Lines containing the string "type" are to be counted. Write only how many there are.

Entries with figure data
*****

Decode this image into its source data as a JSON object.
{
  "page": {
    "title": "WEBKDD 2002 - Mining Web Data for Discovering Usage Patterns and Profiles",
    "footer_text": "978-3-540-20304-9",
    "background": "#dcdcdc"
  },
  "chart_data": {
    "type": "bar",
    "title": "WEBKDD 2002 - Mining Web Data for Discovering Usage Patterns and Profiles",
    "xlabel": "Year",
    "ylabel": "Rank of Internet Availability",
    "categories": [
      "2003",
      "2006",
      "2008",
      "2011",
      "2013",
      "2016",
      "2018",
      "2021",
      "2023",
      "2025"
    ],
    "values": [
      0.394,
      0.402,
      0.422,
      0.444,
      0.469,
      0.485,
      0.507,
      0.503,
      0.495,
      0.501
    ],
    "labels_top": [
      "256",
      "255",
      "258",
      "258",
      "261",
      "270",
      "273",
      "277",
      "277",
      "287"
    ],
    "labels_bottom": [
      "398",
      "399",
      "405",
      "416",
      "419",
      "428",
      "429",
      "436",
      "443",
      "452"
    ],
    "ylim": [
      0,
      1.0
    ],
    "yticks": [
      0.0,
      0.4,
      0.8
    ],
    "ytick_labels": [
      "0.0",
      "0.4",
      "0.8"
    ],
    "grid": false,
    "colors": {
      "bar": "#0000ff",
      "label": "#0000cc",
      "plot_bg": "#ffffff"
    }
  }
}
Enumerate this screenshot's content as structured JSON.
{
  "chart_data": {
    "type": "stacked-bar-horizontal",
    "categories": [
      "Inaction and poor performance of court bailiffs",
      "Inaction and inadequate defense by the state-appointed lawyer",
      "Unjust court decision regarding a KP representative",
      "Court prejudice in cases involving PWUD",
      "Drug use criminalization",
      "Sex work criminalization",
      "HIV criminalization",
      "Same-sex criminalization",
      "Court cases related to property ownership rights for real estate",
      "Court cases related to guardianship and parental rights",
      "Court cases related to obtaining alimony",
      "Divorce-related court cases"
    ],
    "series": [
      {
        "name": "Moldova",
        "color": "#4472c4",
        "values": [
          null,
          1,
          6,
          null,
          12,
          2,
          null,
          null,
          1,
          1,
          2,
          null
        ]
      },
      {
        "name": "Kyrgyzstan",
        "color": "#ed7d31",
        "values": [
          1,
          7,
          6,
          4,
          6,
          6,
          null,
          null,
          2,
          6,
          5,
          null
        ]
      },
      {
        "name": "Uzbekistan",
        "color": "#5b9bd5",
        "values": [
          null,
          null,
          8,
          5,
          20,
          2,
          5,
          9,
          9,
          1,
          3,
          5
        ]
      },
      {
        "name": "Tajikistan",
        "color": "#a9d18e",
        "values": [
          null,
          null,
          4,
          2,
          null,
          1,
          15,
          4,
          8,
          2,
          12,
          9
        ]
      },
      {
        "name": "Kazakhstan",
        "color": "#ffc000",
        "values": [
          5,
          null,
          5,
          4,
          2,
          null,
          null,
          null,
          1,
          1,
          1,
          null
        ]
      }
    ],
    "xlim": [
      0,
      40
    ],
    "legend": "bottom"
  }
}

*****

TASK SOLUTION
2